In the entries that follow, find the word "الله" and report each line it is on.
— Begin —
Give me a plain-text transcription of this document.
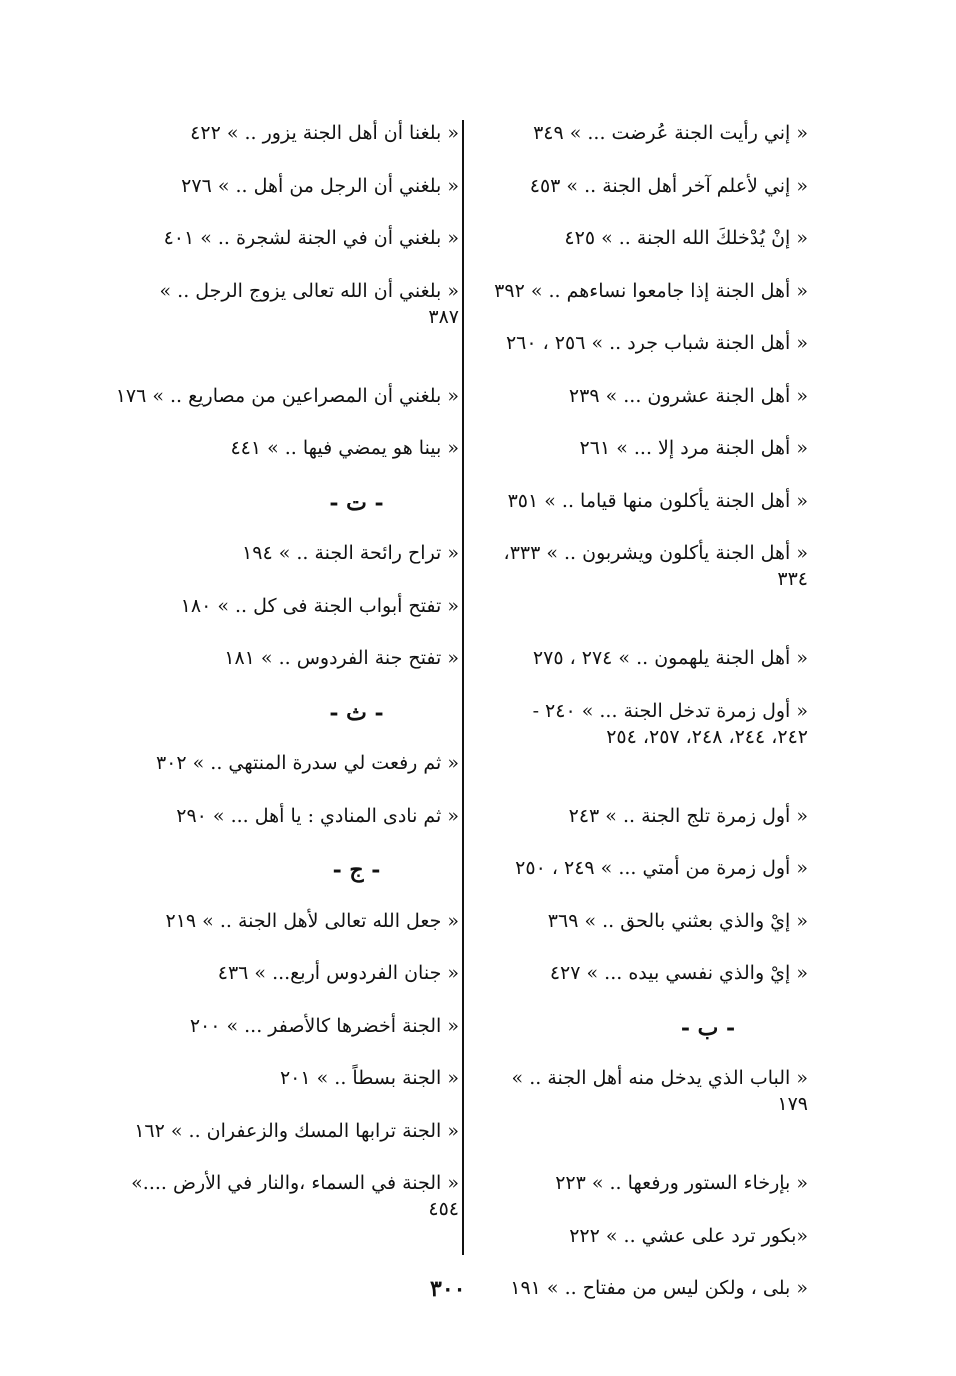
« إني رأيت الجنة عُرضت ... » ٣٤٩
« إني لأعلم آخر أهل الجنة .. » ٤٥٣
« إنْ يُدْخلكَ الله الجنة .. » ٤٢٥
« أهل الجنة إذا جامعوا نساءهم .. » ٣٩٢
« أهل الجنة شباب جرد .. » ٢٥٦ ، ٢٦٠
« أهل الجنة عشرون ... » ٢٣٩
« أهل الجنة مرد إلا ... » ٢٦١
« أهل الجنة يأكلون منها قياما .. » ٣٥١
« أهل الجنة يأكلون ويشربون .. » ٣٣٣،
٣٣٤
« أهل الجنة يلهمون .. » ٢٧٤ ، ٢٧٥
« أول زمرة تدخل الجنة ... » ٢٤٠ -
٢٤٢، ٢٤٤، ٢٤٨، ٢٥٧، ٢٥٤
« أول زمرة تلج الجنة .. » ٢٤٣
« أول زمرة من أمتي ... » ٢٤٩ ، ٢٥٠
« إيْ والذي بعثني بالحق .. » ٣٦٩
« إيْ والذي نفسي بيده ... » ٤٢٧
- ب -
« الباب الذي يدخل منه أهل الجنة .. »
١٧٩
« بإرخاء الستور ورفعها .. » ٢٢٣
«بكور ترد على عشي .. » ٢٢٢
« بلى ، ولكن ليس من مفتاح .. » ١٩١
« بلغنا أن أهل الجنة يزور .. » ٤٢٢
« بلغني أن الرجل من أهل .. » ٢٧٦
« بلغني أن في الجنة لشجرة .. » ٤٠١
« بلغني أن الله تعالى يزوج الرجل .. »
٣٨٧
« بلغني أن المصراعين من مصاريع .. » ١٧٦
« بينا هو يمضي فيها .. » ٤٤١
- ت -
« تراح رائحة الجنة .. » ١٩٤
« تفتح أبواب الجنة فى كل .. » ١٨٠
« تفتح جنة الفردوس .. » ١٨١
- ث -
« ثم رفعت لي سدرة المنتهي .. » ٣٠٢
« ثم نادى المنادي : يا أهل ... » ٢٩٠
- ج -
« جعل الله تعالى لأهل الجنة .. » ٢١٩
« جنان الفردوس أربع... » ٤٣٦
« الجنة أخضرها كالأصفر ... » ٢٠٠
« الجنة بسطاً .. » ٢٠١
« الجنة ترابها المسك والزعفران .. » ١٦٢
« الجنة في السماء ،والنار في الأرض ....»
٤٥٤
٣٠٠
— End —
(Result for this exercise)
« إنْ يُدْخلكَ الله الجنة .. » ٤٢٥
« بلغني أن الله تعالى يزوج الرجل .. »
« جعل الله تعالى لأهل الجنة .. » ٢١٩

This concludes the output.